**Written task:** Extract each line containing the string "text".

**Dataset excerpts:**

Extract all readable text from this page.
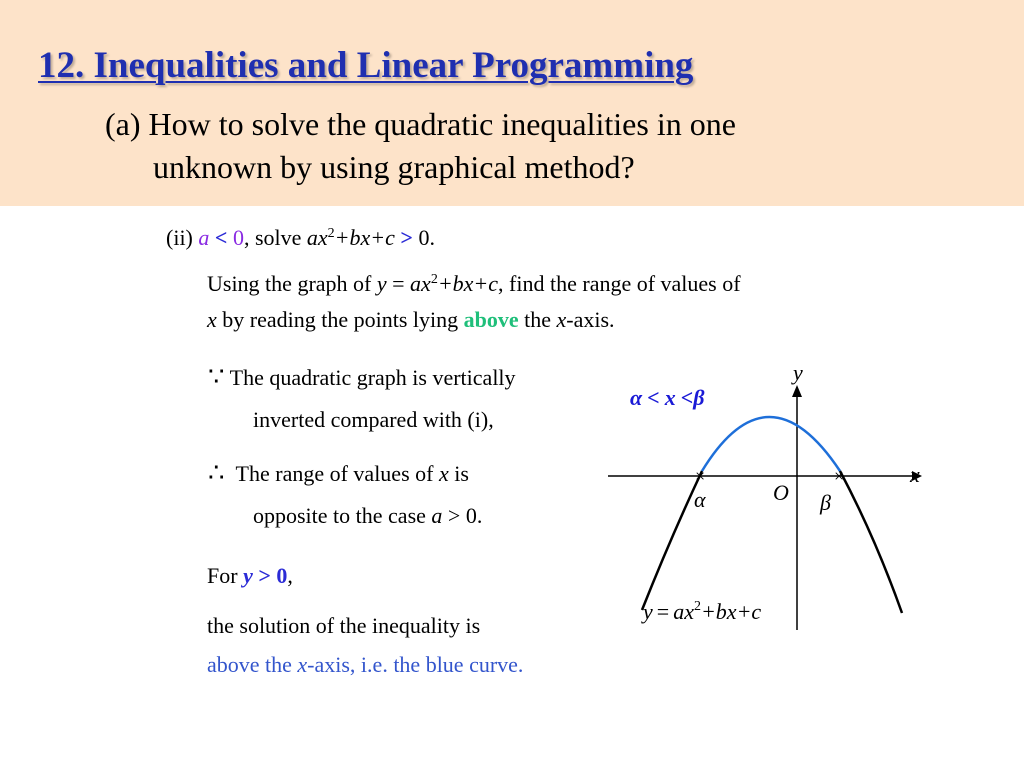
12. Inequalities and Linear Programming
(a) How to solve the quadratic inequalities in one
unknown by using graphical method?
(ii) a < 0, solve $ax^2+bx+c > 0$.
Using the graph of $y = ax^2+bx+c$, find the range of values of
x by reading the points lying above the x-axis.
∵ The quadratic graph is vertically
inverted compared with (i),
∴ The range of values of x is
opposite to the case a > 0.
For y > 0,
the solution of the inequality is
above the x-axis, i.e. the blue curve.
×	×
y
x
O
α	β
α < x <β
$y = ax^2+bx+c$
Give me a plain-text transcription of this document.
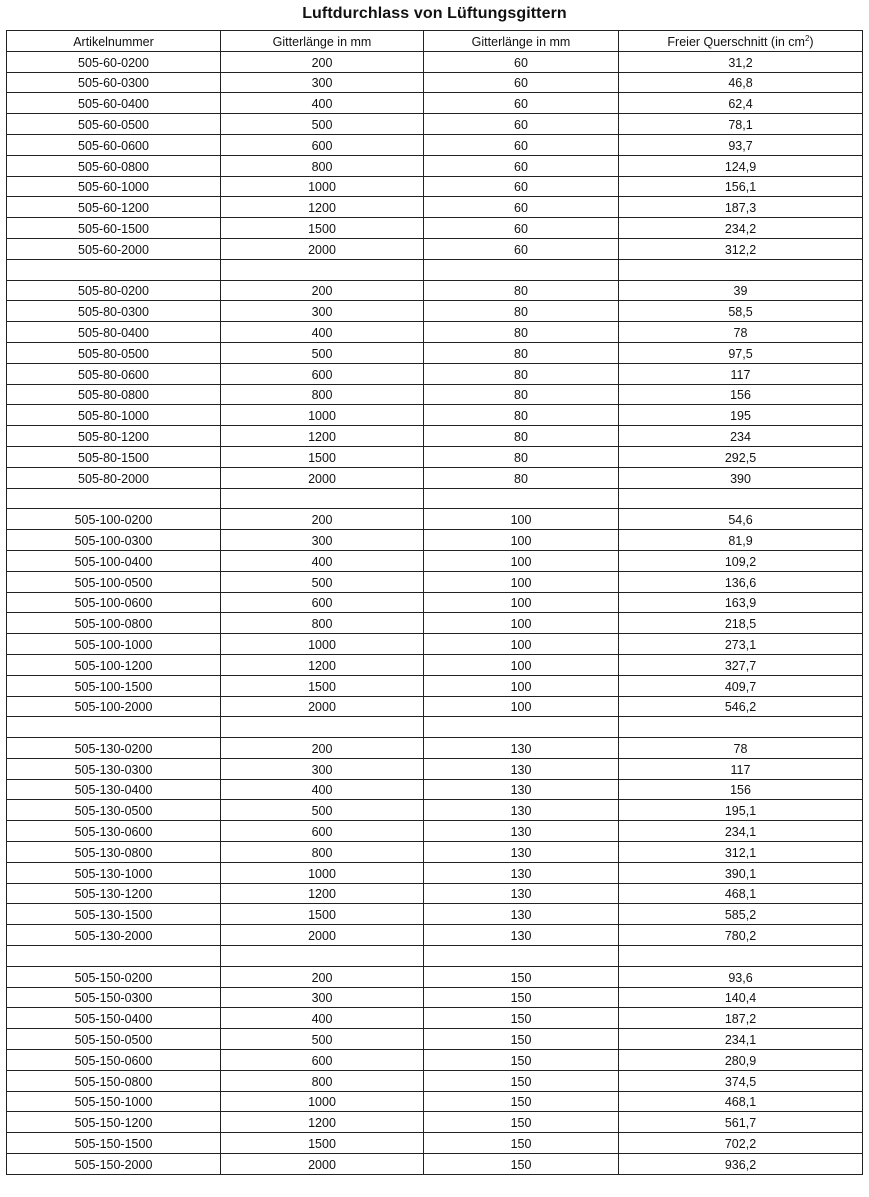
Luftdurchlass von Lüftungsgittern
Artikelnummer	Gitterlänge in mm	Gitterlänge in mm	Freier Querschnitt (in $cm^2$)
505-60-0200	200	60	31,2
505-60-0300	300	60	46,8
505-60-0400	400	60	62,4
505-60-0500	500	60	78,1
505-60-0600	600	60	93,7
505-60-0800	800	60	124,9
505-60-1000	1000	60	156,1
505-60-1200	1200	60	187,3
505-60-1500	1500	60	234,2
505-60-2000	2000	60	312,2

505-80-0200	200	80	39
505-80-0300	300	80	58,5
505-80-0400	400	80	78
505-80-0500	500	80	97,5
505-80-0600	600	80	117
505-80-0800	800	80	156
505-80-1000	1000	80	195
505-80-1200	1200	80	234
505-80-1500	1500	80	292,5
505-80-2000	2000	80	390

505-100-0200	200	100	54,6
505-100-0300	300	100	81,9
505-100-0400	400	100	109,2
505-100-0500	500	100	136,6
505-100-0600	600	100	163,9
505-100-0800	800	100	218,5
505-100-1000	1000	100	273,1
505-100-1200	1200	100	327,7
505-100-1500	1500	100	409,7
505-100-2000	2000	100	546,2

505-130-0200	200	130	78
505-130-0300	300	130	117
505-130-0400	400	130	156
505-130-0500	500	130	195,1
505-130-0600	600	130	234,1
505-130-0800	800	130	312,1
505-130-1000	1000	130	390,1
505-130-1200	1200	130	468,1
505-130-1500	1500	130	585,2
505-130-2000	2000	130	780,2

505-150-0200	200	150	93,6
505-150-0300	300	150	140,4
505-150-0400	400	150	187,2
505-150-0500	500	150	234,1
505-150-0600	600	150	280,9
505-150-0800	800	150	374,5
505-150-1000	1000	150	468,1
505-150-1200	1200	150	561,7
505-150-1500	1500	150	702,2
505-150-2000	2000	150	936,2
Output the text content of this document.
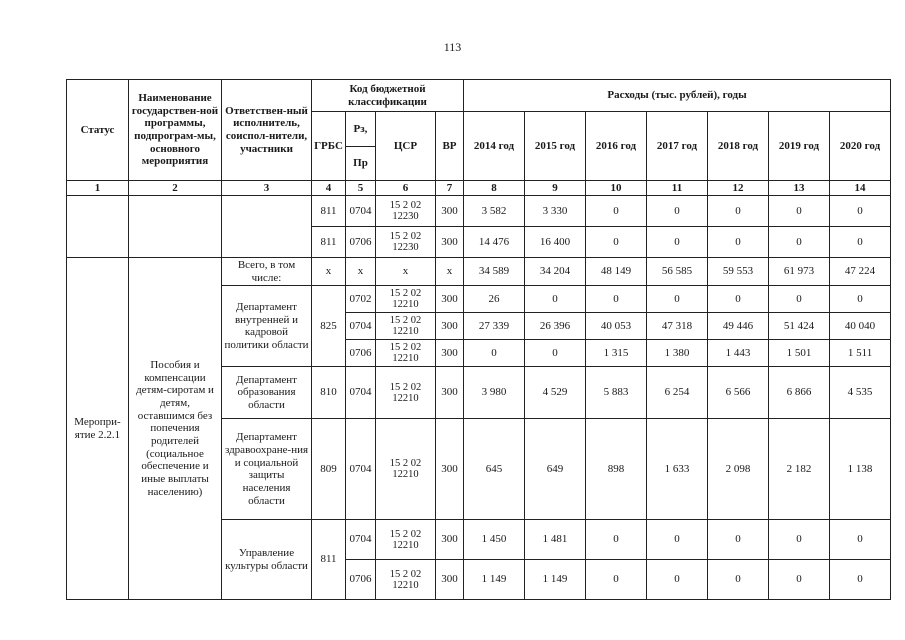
113
Статус	Наименование государствен-ной программы, подпрограм-мы, основного мероприятия	Ответствен-ный исполнитель, соиспол-нители, участники	Код бюджетной классификации				Расходы (тыс. рублей), годы						
			ГРБС	Рз,	ЦСР	ВР	2014 год	2015 год	2016 год	2017 год	2018 год	2019 год	2020 год
				Пр									
1	2	3	4	5	6	7	8	9	10	11	12	13	14
			811	0704	15 2 02 12230	300	3 582	3 330	0	0	0	0	0
			811	0706	15 2 02 12230	300	14 476	16 400	0	0	0	0	0
Меропри-ятие 2.2.1	Пособия и компенсации детям-сиротам и детям, оставшимся без попечения родителей (социальное обеспечение и иные выплаты населению)	Всего, в том числе:	x	x	x	x	34 589	34 204	48 149	56 585	59 553	61 973	47 224
		Департамент внутренней и кадровой политики области	825	0702	15 2 02 12210	300	26	0	0	0	0	0	0
				0704	15 2 02 12210	300	27 339	26 396	40 053	47 318	49 446	51 424	40 040
				0706	15 2 02 12210	300	0	0	1 315	1 380	1 443	1 501	1 511
		Департамент образования области	810	0704	15 2 02 12210	300	3 980	4 529	5 883	6 254	6 566	6 866	4 535
		Департамент здравоохране-ния и социальной защиты населения области	809	0704	15 2 02 12210	300	645	649	898	1 633	2 098	2 182	1 138
		Управление культуры области	811	0704	15 2 02 12210	300	1 450	1 481	0	0	0	0	0
				0706	15 2 02 12210	300	1 149	1 149	0	0	0	0	0
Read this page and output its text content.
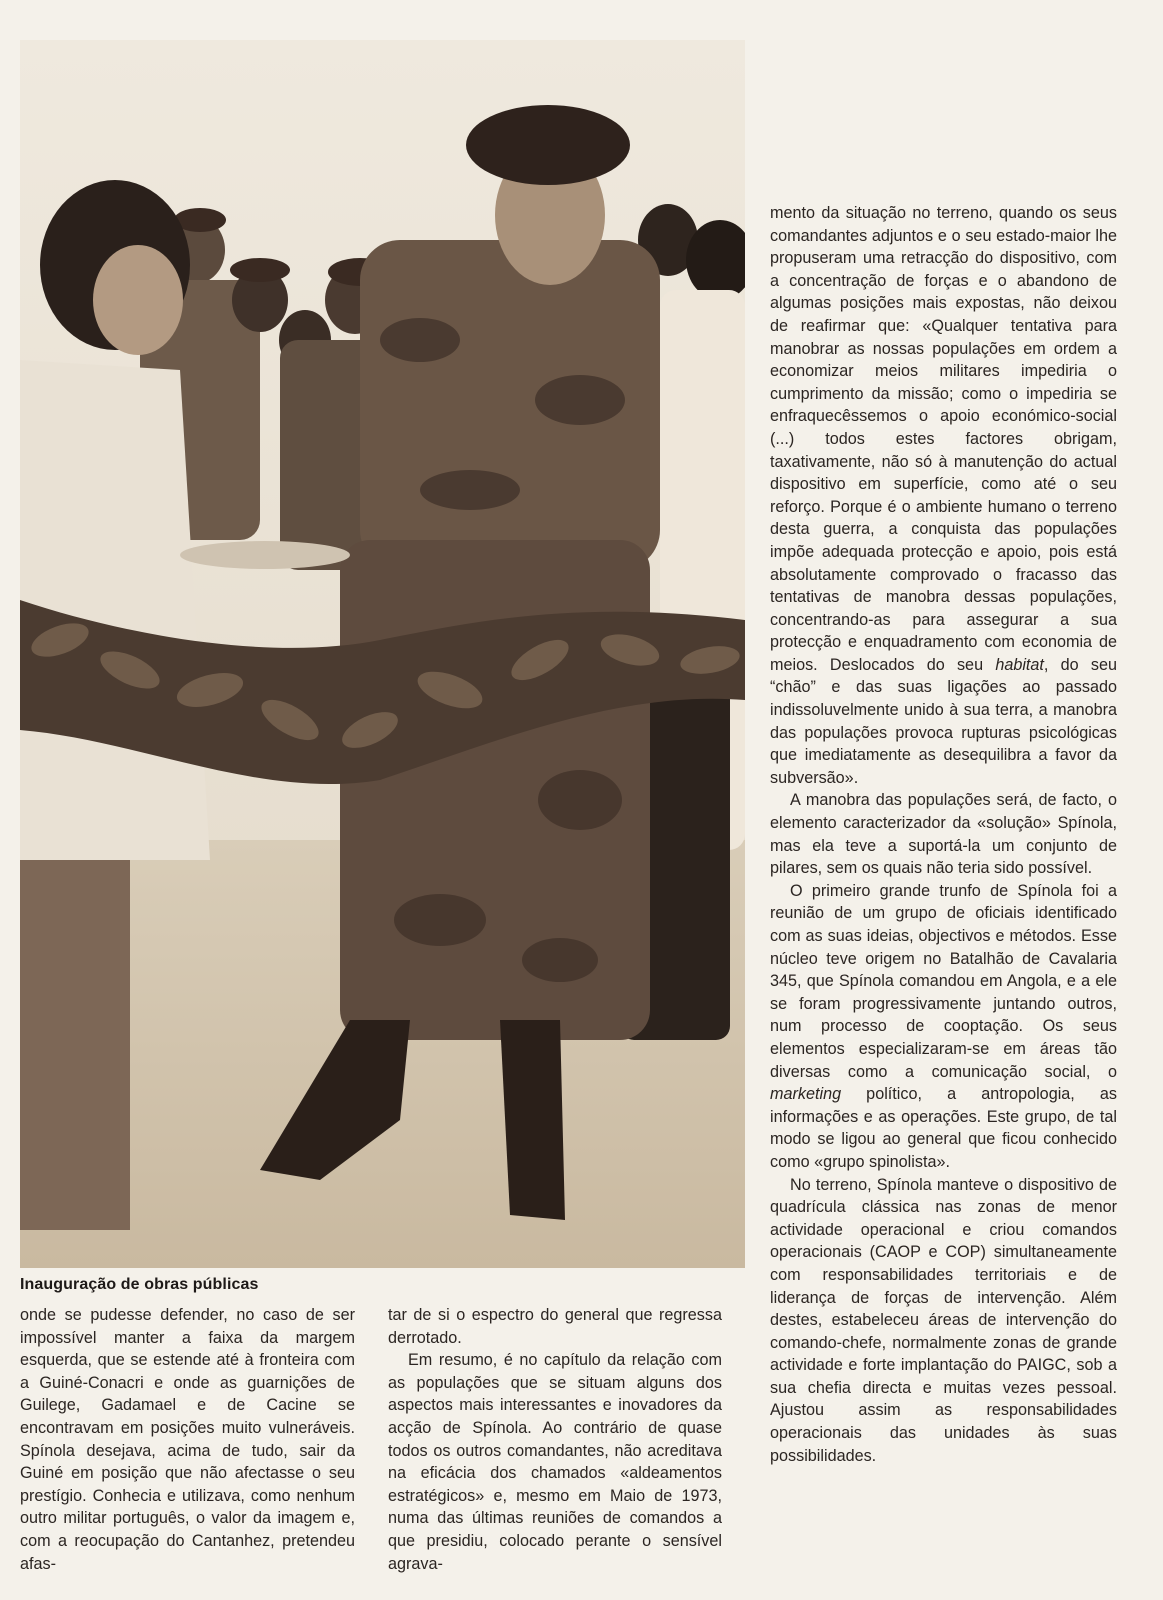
Inauguração de obras públicas

onde se pudesse defender, no caso de ser impossível manter a faixa da margem esquerda, que se estende até à fronteira com a Guiné-Conacri e onde as guarnições de Guilege, Gadamael e de Cacine se encontravam em posições muito vulneráveis. Spínola desejava, acima de tudo, sair da Guiné em posição que não afectasse o seu prestígio. Conhecia e utilizava, como nenhum outro militar português, o valor da imagem e, com a reocupação do Cantanhez, pretendeu afas-

tar de si o espectro do general que regressa derrotado.

Em resumo, é no capítulo da relação com as populações que se situam alguns dos aspectos mais interessantes e inovadores da acção de Spínola. Ao contrário de quase todos os outros comandantes, não acreditava na eficácia dos chamados «aldeamentos estratégicos» e, mesmo em Maio de 1973, numa das últimas reuniões de comandos a que presidiu, colocado perante o sensível agrava-

mento da situação no terreno, quando os seus comandantes adjuntos e o seu estado-maior lhe propuseram uma retracção do dispositivo, com a concentração de forças e o abandono de algumas posições mais expostas, não deixou de reafirmar que: «Qualquer tentativa para manobrar as nossas populações em ordem a economizar meios militares impediria o cumprimento da missão; como o impediria se enfraquecêssemos o apoio económico-social (...) todos estes factores obrigam, taxativamente, não só à manutenção do actual dispositivo em superfície, como até o seu reforço. Porque é o ambiente humano o terreno desta guerra, a conquista das populações impõe adequada protecção e apoio, pois está absolutamente comprovado o fracasso das tentativas de manobra dessas populações, concentrando-as para assegurar a sua protecção e enquadramento com economia de meios. Deslocados do seu habitat, do seu “chão” e das suas ligações ao passado indissoluvelmente unido à sua terra, a manobra das populações provoca rupturas psicológicas que imediatamente as desequilibra a favor da subversão».

A manobra das populações será, de facto, o elemento caracterizador da «solução» Spínola, mas ela teve a suportá-la um conjunto de pilares, sem os quais não teria sido possível.

O primeiro grande trunfo de Spínola foi a reunião de um grupo de oficiais identificado com as suas ideias, objectivos e métodos. Esse núcleo teve origem no Batalhão de Cavalaria 345, que Spínola comandou em Angola, e a ele se foram progressivamente juntando outros, num processo de cooptação. Os seus elementos especializaram-se em áreas tão diversas como a comunicação social, o marketing político, a antropologia, as informações e as operações. Este grupo, de tal modo se ligou ao general que ficou conhecido como «grupo spinolista».

No terreno, Spínola manteve o dispositivo de quadrícula clássica nas zonas de menor actividade operacional e criou comandos operacionais (CAOP e COP) simultaneamente com responsabilidades territoriais e de liderança de forças de intervenção. Além destes, estabeleceu áreas de intervenção do comando-chefe, normalmente zonas de grande actividade e forte implantação do PAIGC, sob a sua chefia directa e muitas vezes pessoal. Ajustou assim as responsabilidades operacionais das unidades às suas possibilidades.
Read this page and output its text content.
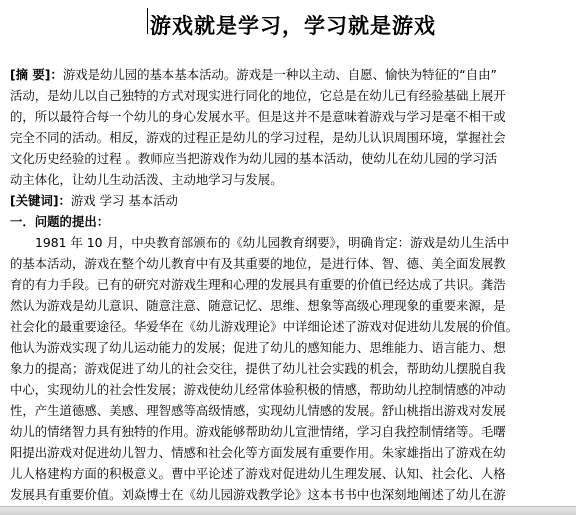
游戏就是学习，学习就是游戏
[摘 要]：游戏是幼儿园的基本基本活动。游戏是一种以主动、自愿、愉快为特征的“自由”
活动，是幼儿以自己独特的方式对现实进行同化的地位，它总是在幼儿已有经验基础上展开
的，所以最符合每一个幼儿的身心发展水平。但是这并不是意味着游戏与学习是毫不相干或
完全不同的活动。相反，游戏的过程正是幼儿的学习过程，是幼儿认识周围环境，掌握社会
文化历史经验的过程 。教师应当把游戏作为幼儿园的基本活动，使幼儿在幼儿园的学习活
动主体化，让幼儿生动活泼、主动地学习与发展。
[关键词]：游戏 学习 基本活动
一．问题的提出：
1981 年 10 月，中央教育部颁布的《幼儿园教育纲要》，明确肯定：游戏是幼儿生活中
的基本活动，游戏在整个幼儿教育中有及其重要的地位，是进行体、智、德、美全面发展教
育的有力手段。已有的研究对游戏生理和心理的发展具有重要的价值已经达成了共识。龚浩
然认为游戏是幼儿意识、随意注意、随意记忆、思维、想象等高级心理现象的重要来源，是
社会化的最重要途径。华爱华在《幼儿游戏理论》中详细论述了游戏对促进幼儿发展的价值。
他认为游戏实现了幼儿运动能力的发展；促进了幼儿的感知能力、思维能力、语言能力、想
象力的提高；游戏促进了幼儿的社会交往，提供了幼儿社会实践的机会，帮助幼儿摆脱自我
中心，实现幼儿的社会性发展；游戏使幼儿经常体验积极的情感，帮助幼儿控制情感的冲动
性，产生道德感、美感、理智感等高级情感，实现幼儿情感的发展。舒山桃指出游戏对发展
幼儿的情绪智力具有独特的作用。游戏能够帮助幼儿宣泄情绪，学习自我控制情绪等。毛曙
阳提出游戏对促进幼儿智力、情感和社会化等方面发展有重要作用。朱家雄指出了游戏在幼
儿人格建构方面的积极意义。曹中平论述了游戏对促进幼儿生理发展、认知、社会化、人格
发展具有重要价值。刘焱博士在《幼儿园游戏教学论》这本书书中也深刻地阐述了幼儿在游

**Answer in full:**
Extract all readable text from this page.
Give me a plain-text transcription of this document.
Output the text content of this document.
Read this page and output its text content.
Read this page and output its text content.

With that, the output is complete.